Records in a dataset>
— begin —

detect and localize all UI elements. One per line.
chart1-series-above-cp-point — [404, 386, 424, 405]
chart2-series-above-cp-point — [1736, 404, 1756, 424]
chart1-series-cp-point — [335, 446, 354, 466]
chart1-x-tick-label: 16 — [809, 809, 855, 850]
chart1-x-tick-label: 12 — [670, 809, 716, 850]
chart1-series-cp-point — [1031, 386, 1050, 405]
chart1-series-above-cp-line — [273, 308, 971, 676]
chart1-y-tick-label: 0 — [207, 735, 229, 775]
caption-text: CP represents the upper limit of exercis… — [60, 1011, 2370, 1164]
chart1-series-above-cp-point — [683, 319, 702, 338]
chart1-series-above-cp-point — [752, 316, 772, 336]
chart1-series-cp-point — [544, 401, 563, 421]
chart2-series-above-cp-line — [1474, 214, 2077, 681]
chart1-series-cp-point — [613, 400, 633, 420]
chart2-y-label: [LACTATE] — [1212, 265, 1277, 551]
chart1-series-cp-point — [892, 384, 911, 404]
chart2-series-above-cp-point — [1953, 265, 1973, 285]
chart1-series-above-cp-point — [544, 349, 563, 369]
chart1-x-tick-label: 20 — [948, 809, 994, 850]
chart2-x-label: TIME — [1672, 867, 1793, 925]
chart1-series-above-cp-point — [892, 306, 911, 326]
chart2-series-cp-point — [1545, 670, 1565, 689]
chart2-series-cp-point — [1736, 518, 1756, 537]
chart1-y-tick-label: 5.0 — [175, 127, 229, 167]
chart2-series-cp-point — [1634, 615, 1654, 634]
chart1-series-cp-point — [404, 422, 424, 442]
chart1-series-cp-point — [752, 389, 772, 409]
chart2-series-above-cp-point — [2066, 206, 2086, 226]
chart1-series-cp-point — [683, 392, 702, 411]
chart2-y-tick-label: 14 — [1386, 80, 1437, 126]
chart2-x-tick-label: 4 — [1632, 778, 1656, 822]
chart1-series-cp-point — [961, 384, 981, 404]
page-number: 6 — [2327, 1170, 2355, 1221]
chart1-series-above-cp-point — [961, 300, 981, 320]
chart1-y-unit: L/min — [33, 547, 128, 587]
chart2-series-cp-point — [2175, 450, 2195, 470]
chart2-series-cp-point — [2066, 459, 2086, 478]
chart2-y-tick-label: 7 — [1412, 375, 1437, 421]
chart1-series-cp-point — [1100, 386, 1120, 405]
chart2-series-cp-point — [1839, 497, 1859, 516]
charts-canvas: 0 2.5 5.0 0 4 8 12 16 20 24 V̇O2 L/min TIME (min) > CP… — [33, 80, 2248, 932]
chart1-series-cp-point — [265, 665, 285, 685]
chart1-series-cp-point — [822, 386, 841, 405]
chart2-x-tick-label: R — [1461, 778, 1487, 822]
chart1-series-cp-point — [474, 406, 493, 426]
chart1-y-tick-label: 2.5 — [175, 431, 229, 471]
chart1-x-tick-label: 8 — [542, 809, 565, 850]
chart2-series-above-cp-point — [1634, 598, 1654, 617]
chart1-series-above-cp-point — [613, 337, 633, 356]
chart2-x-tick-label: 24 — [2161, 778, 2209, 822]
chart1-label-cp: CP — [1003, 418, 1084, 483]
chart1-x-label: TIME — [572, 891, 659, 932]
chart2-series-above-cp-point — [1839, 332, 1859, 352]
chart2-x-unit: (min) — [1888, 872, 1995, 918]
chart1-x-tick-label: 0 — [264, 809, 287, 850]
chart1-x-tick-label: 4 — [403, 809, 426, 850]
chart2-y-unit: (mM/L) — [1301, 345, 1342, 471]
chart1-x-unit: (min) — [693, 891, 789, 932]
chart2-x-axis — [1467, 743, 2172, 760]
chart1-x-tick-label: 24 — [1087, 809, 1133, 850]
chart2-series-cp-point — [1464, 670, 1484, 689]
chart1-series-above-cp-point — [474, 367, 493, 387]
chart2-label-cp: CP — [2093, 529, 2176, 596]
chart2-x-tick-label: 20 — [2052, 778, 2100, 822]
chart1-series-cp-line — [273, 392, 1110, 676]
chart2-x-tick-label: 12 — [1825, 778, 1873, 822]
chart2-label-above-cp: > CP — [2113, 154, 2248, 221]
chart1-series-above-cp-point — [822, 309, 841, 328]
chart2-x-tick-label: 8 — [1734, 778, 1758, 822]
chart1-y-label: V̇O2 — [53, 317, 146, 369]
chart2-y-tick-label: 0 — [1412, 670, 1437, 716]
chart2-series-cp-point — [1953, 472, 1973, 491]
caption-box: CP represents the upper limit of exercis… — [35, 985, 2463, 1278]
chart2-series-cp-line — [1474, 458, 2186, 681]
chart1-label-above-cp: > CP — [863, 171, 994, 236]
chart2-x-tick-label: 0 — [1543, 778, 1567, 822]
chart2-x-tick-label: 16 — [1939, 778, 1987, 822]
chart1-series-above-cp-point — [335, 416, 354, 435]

— end —

Given problem> Please duplicate every one of the records above, reproducing each line without any change.

Written answer>
detect and localize all UI elements. One per line.
chart1-series-above-cp-point — [404, 386, 424, 405]
chart2-series-above-cp-point — [1736, 404, 1756, 424]
chart1-series-cp-point — [335, 446, 354, 466]
chart1-x-tick-label: 16 — [809, 809, 855, 850]
chart1-x-tick-label: 12 — [670, 809, 716, 850]
chart1-series-cp-point — [1031, 386, 1050, 405]
chart1-series-above-cp-line — [273, 308, 971, 676]
chart1-y-tick-label: 0 — [207, 735, 229, 775]
caption-text: CP represents the upper limit of exercis… — [60, 1011, 2370, 1164]
chart1-series-above-cp-point — [683, 319, 702, 338]
chart1-series-above-cp-point — [752, 316, 772, 336]
chart1-series-cp-point — [544, 401, 563, 421]
chart2-series-above-cp-line — [1474, 214, 2077, 681]
chart1-series-cp-point — [613, 400, 633, 420]
chart2-y-label: [LACTATE] — [1212, 265, 1277, 551]
chart1-series-cp-point — [892, 384, 911, 404]
chart2-series-above-cp-point — [1953, 265, 1973, 285]
chart1-series-above-cp-point — [544, 349, 563, 369]
chart1-x-tick-label: 20 — [948, 809, 994, 850]
chart2-x-label: TIME — [1672, 867, 1793, 925]
chart1-series-above-cp-point — [892, 306, 911, 326]
chart2-series-cp-point — [1545, 670, 1565, 689]
chart2-series-cp-point — [1736, 518, 1756, 537]
chart1-y-tick-label: 5.0 — [175, 127, 229, 167]
chart2-series-cp-point — [1634, 615, 1654, 634]
chart1-series-cp-point — [404, 422, 424, 442]
chart1-series-cp-point — [752, 389, 772, 409]
chart2-series-above-cp-point — [2066, 206, 2086, 226]
chart1-series-cp-point — [683, 392, 702, 411]
chart2-y-tick-label: 14 — [1386, 80, 1437, 126]
chart2-x-tick-label: 4 — [1632, 778, 1656, 822]
chart1-series-cp-point — [961, 384, 981, 404]
page-number: 6 — [2327, 1170, 2355, 1221]
chart1-series-above-cp-point — [961, 300, 981, 320]
chart1-y-unit: L/min — [33, 547, 128, 587]
chart2-series-cp-point — [2175, 450, 2195, 470]
chart2-series-cp-point — [2066, 459, 2086, 478]
chart2-y-tick-label: 7 — [1412, 375, 1437, 421]
chart1-series-cp-point — [1100, 386, 1120, 405]
chart2-series-cp-point — [1839, 497, 1859, 516]
charts-canvas: 0 2.5 5.0 0 4 8 12 16 20 24 V̇O2 L/min TIME (min) > CP… — [33, 80, 2248, 932]
chart1-series-cp-point — [265, 665, 285, 685]
chart1-series-cp-point — [822, 386, 841, 405]
chart2-x-tick-label: R — [1461, 778, 1487, 822]
chart1-series-cp-point — [474, 406, 493, 426]
chart1-y-tick-label: 2.5 — [175, 431, 229, 471]
chart1-x-tick-label: 8 — [542, 809, 565, 850]
chart2-series-above-cp-point — [1634, 598, 1654, 617]
chart1-series-above-cp-point — [613, 337, 633, 356]
chart2-x-tick-label: 24 — [2161, 778, 2209, 822]
chart1-label-cp: CP — [1003, 418, 1084, 483]
chart1-x-label: TIME — [572, 891, 659, 932]
chart2-series-above-cp-point — [1839, 332, 1859, 352]
chart2-x-unit: (min) — [1888, 872, 1995, 918]
chart1-x-tick-label: 0 — [264, 809, 287, 850]
chart1-x-tick-label: 4 — [403, 809, 426, 850]
chart2-y-unit: (mM/L) — [1301, 345, 1342, 471]
chart1-x-unit: (min) — [693, 891, 789, 932]
chart2-x-axis — [1467, 743, 2172, 760]
chart1-x-tick-label: 24 — [1087, 809, 1133, 850]
chart2-series-cp-point — [1464, 670, 1484, 689]
chart1-series-above-cp-point — [474, 367, 493, 387]
chart2-label-cp: CP — [2093, 529, 2176, 596]
chart2-x-tick-label: 20 — [2052, 778, 2100, 822]
chart1-series-cp-line — [273, 392, 1110, 676]
chart2-x-tick-label: 12 — [1825, 778, 1873, 822]
chart2-label-above-cp: > CP — [2113, 154, 2248, 221]
chart1-series-above-cp-point — [822, 309, 841, 328]
chart2-x-tick-label: 8 — [1734, 778, 1758, 822]
chart1-y-label: V̇O2 — [53, 317, 146, 369]
chart2-y-tick-label: 0 — [1412, 670, 1437, 716]
chart2-series-cp-point — [1953, 472, 1973, 491]
caption-box: CP represents the upper limit of exercis… — [35, 985, 2463, 1278]
chart2-series-cp-line — [1474, 458, 2186, 681]
chart1-label-above-cp: > CP — [863, 171, 994, 236]
chart2-x-tick-label: 0 — [1543, 778, 1567, 822]
chart2-x-tick-label: 16 — [1939, 778, 1987, 822]
chart1-series-above-cp-point — [335, 416, 354, 435]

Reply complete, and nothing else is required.